Take the line that contains "Parse this screenshot: output" as the first line and the final line of the records as the last; return exactly those lines and the lines between.

-- begin Data entries --

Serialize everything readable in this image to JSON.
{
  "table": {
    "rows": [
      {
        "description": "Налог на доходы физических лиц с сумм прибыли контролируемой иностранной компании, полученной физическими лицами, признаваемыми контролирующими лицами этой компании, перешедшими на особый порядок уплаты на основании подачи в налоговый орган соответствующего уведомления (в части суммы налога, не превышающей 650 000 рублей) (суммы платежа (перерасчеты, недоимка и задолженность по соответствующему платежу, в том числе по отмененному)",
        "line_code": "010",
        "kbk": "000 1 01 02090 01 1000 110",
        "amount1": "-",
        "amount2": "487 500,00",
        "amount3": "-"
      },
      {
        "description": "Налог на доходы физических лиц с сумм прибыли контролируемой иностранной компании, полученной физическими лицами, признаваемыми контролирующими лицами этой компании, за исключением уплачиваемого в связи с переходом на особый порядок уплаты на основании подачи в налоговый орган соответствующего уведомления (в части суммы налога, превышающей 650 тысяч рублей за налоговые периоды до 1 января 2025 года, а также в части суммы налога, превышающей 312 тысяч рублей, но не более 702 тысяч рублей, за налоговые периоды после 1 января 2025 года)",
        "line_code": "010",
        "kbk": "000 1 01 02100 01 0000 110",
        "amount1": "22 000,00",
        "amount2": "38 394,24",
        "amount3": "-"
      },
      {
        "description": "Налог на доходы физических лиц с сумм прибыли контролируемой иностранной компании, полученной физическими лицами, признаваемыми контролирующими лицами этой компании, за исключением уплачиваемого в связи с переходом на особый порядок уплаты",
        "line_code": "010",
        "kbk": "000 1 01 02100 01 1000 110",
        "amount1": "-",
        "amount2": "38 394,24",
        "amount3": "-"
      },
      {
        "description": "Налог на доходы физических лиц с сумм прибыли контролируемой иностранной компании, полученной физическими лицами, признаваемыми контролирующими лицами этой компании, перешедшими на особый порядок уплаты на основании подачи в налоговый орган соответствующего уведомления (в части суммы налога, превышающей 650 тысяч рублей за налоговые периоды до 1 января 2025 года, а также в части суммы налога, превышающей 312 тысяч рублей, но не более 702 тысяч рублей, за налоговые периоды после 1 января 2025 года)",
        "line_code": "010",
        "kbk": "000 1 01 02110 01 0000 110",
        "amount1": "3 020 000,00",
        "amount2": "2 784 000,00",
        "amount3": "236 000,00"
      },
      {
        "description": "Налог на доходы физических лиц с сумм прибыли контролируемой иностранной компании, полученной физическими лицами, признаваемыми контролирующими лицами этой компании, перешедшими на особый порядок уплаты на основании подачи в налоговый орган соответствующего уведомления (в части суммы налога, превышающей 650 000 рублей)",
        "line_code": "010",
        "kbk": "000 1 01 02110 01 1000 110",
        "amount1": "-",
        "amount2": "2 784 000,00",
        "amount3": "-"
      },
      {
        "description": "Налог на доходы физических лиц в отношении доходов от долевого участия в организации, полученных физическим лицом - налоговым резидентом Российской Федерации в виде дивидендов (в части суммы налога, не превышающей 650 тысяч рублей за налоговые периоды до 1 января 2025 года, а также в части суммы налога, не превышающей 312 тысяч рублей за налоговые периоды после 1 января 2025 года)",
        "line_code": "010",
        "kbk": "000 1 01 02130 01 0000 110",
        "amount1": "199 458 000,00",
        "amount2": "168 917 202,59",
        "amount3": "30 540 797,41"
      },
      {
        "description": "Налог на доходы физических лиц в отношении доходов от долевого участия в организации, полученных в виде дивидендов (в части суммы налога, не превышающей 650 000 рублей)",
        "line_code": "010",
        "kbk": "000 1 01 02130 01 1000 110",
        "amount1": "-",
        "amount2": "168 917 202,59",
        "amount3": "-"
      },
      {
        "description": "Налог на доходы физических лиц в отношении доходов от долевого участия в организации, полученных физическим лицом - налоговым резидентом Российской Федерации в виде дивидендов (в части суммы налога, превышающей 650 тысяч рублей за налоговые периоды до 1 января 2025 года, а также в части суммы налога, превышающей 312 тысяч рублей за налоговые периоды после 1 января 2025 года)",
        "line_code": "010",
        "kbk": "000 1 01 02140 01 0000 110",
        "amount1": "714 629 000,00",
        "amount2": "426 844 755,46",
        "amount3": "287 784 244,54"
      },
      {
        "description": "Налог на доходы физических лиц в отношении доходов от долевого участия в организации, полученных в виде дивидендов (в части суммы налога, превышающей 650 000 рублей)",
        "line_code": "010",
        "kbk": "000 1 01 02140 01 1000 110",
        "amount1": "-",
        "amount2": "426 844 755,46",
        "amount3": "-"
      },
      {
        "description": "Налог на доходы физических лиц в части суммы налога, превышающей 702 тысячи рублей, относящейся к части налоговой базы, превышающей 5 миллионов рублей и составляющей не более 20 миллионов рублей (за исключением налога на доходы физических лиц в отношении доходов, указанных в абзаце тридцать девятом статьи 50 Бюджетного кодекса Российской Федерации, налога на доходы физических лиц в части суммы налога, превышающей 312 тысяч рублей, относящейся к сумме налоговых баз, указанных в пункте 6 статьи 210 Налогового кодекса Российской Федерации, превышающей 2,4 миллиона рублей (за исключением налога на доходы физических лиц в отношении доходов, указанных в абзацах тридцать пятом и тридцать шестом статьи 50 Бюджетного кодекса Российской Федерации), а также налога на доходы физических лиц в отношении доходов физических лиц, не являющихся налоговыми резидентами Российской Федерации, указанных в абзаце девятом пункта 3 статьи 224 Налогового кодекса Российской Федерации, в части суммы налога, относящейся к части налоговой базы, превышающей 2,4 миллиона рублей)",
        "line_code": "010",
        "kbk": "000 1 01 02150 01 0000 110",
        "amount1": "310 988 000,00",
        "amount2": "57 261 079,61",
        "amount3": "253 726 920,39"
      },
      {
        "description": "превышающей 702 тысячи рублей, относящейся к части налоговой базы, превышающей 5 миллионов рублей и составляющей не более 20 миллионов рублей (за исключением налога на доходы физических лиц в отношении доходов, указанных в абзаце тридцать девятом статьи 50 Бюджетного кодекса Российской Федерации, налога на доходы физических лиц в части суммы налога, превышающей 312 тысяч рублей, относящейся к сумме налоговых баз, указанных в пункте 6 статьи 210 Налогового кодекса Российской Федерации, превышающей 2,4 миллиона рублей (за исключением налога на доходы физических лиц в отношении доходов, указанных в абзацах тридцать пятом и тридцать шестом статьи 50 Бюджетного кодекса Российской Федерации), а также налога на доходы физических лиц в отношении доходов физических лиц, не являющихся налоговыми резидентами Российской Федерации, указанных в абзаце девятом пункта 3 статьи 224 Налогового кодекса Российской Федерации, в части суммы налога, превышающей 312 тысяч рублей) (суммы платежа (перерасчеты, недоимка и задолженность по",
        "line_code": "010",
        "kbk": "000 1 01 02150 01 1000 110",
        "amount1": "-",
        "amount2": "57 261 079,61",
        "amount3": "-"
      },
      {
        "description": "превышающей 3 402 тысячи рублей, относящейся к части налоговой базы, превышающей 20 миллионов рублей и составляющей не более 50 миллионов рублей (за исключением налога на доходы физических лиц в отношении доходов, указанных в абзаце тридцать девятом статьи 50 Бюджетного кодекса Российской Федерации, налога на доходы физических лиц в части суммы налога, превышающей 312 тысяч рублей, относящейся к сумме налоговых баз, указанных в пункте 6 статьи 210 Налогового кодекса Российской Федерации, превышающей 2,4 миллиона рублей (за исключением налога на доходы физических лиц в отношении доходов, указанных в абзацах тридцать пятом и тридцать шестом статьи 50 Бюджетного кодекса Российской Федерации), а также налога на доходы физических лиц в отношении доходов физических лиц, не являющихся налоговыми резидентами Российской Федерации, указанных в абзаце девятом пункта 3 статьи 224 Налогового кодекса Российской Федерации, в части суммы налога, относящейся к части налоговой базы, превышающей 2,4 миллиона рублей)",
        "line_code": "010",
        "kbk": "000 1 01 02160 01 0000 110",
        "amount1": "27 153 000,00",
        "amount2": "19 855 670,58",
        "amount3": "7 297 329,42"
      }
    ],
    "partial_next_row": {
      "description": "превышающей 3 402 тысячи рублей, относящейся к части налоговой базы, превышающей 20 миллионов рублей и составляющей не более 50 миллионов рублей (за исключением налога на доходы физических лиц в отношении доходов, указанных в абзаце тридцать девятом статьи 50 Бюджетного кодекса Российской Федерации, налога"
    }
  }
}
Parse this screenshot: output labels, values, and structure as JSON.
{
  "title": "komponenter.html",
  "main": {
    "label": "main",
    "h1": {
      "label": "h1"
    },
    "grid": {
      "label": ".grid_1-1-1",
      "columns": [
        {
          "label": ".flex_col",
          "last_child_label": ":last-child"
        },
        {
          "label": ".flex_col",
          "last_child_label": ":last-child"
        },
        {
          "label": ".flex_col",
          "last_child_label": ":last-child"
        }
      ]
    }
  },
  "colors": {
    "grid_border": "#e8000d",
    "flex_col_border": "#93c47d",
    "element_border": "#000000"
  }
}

-- end Data entries --

## Finished exercise
Parse this screenshot: output labels, values, and structure as JSON.
{
  "title": "komponenter.html",
  "main": {
    "label": "main",
    "h1": {
      "label": "h1"
    },
    "grid": {
      "label": ".grid_1-1-1",
      "columns": [
        {
          "label": ".flex_col",
          "last_child_label": ":last-child"
        },
        {
          "label": ".flex_col",
          "last_child_label": ":last-child"
        },
        {
          "label": ".flex_col",
          "last_child_label": ":last-child"
        }
      ]
    }
  },
  "colors": {
    "grid_border": "#e8000d",
    "flex_col_border": "#93c47d",
    "element_border": "#000000"
  }
}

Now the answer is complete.